Cahiers d’études sur la Méditerranée orientale et le monde turco-iranien, 23 | 1997
10
Environnement contre géopolitique : les enjeux écologiques dans la région cas...
23
Dans les discussions sur l'élaboration d'un statut juridique pour la mer Caspienne,
l'Iran et, surtout, la Russie tentent de défendre l'idée d'une exploitation commune des
ressources. Cette position est diamétralement opposée à celle des nouveaux Etats
indépendants56. En octobre 1994, la Russie, qui demande que la question du statut
juridique de la mer Caspienne soit inscrite à l'ordre du jour de l'Assemblée générale de
l'ONU, expose clairement sa doctrine57: la mer Caspienne est un lac car elle ne dispose
pas de connections naturelles avec les océans. De ce fait, les dispositions du droit
international de la mer ne s'appliquent pas. En outre, la Russie rejette l'application des
dispositions concernant les lacs frontières, qui exigent la délimitation précise de
secteurs. Par conséquent, les ressources doivent être exploitées conjointement,
conformément aux traités soviéto-iraniens de 1921 et 1940, auxquels les nouveaux Etats
riverains ne s'estiment pas parties. En réalité, la Russie, outre qu'elle désire avoir sa
part des richesses pétrolières, craint, dans l'hypothèse de l'application du droit
international de la mer à la Caspienne, que la liaison fluviale mer Caspienne-mer
Baltique ne soit reconnue comme "voie d'eau internationale", ce qui ouvrirait la mer
Caspienne à d'autres Etats. Le mémorandum russe se termine sur une note
péremptoire: "Toute action unilatérale concernant la mer Caspienne est illégale et ne
sera pas reconnue par la Fédération de Russie". Autrement dit, la diplomatie russe est
hostile à toute internationalisation de l'espace caspien. Deux arguments sont alors
avancés. Tout d'abord, un argument économique, exprimé récemment par le ministre
russe de l'Energie, Iouri Chafranik: "La Russie doit avoir un accès naturel à toutes les
ressources des Etats de la CEI. C'est nous qui, par notre travail et notre énergie, avons
créé tout ceci"58. D'autre part, un argument environnemental, exprimé par Grigori
Karassine, représentant du ministère russe des Affaires étrangères: "La Russie
s'inquiète de l'impact écologique de tout accord sur la mer Caspienne... mer intérieure
continentale dont l'équilibre revêt une importance particulière pour notre sécurité
économique". Il ajoute, sans ironie, que "les traités de 1921 et 1940, qui envisageaient la
question de l'utilisation rationnelle des ressources, doivent demeurer en vigueur" 59.

• **Enregistrements présentés**
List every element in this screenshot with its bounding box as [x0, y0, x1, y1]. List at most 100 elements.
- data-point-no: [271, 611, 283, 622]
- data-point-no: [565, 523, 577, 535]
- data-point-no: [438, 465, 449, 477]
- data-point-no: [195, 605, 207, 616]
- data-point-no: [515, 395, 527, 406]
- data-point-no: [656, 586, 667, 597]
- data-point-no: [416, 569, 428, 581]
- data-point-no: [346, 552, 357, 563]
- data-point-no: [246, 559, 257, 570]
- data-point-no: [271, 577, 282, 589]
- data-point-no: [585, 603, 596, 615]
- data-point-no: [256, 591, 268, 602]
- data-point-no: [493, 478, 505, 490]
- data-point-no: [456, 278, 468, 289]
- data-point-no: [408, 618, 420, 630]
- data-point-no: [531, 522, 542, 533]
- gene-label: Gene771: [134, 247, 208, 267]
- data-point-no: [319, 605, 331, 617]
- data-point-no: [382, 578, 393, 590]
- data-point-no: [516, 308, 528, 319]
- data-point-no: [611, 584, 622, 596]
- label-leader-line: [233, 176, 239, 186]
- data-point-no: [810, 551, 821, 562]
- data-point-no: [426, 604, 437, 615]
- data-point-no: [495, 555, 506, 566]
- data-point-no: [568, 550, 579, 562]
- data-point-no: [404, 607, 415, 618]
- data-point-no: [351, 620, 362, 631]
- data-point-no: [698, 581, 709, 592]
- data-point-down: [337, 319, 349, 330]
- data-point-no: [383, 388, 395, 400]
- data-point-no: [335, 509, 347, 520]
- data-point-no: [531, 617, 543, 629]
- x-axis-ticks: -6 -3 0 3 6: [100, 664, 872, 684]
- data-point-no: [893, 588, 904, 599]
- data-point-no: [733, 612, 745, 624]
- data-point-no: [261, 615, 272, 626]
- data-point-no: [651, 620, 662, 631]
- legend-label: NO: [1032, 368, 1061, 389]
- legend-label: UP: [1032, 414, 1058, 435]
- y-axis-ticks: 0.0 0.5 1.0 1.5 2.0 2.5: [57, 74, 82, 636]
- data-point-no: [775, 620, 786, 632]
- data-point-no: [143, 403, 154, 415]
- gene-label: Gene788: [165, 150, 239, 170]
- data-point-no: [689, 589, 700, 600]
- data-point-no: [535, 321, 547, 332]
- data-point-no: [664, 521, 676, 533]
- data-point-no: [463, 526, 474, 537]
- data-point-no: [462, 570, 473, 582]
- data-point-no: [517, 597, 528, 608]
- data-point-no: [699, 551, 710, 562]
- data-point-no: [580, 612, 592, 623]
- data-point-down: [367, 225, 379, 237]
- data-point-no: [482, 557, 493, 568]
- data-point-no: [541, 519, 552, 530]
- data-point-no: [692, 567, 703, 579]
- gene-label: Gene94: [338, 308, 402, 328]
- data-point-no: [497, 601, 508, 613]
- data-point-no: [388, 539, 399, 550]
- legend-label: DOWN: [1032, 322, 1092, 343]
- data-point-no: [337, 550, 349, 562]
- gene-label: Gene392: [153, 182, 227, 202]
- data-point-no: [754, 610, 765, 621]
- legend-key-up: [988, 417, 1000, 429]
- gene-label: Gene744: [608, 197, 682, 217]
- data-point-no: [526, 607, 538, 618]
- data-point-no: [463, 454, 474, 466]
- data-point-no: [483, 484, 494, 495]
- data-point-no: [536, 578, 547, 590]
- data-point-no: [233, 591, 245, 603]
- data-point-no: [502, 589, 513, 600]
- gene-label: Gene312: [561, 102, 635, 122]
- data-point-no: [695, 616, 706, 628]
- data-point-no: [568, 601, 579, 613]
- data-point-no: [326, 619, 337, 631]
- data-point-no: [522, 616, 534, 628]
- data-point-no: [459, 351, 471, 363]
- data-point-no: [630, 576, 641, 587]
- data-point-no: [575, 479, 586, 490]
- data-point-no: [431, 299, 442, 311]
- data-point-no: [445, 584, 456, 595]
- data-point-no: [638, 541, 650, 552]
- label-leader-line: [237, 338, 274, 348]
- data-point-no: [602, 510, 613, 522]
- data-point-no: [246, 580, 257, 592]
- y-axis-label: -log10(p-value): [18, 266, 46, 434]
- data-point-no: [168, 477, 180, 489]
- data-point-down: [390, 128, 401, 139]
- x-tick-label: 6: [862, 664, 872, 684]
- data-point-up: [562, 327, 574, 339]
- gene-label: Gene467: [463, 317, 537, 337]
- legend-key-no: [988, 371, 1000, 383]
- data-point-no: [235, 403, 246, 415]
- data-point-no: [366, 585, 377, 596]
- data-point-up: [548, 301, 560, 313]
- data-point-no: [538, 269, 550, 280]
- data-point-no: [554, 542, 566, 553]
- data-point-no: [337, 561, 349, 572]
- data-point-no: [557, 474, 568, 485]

• **Défis**
1. Dans l'extrait sur la mer Caspienne, qui est le ministre russe de l'Energie cité ?
2. Recopiez, dans l'extrait sur la mer Caspienne, tout ce qui va de « Cahiers d’études sur » jusqu'à « la région cas... ».

• **Résultats tâche par tâche**
1. Iouri Chafranik.

2.
Cahiers d’études sur la Méditerranée orientale et le monde turco-iranien, 23 | 1997
10
Environnement contre géopolitique : les enjeux écologiques dans la région cas...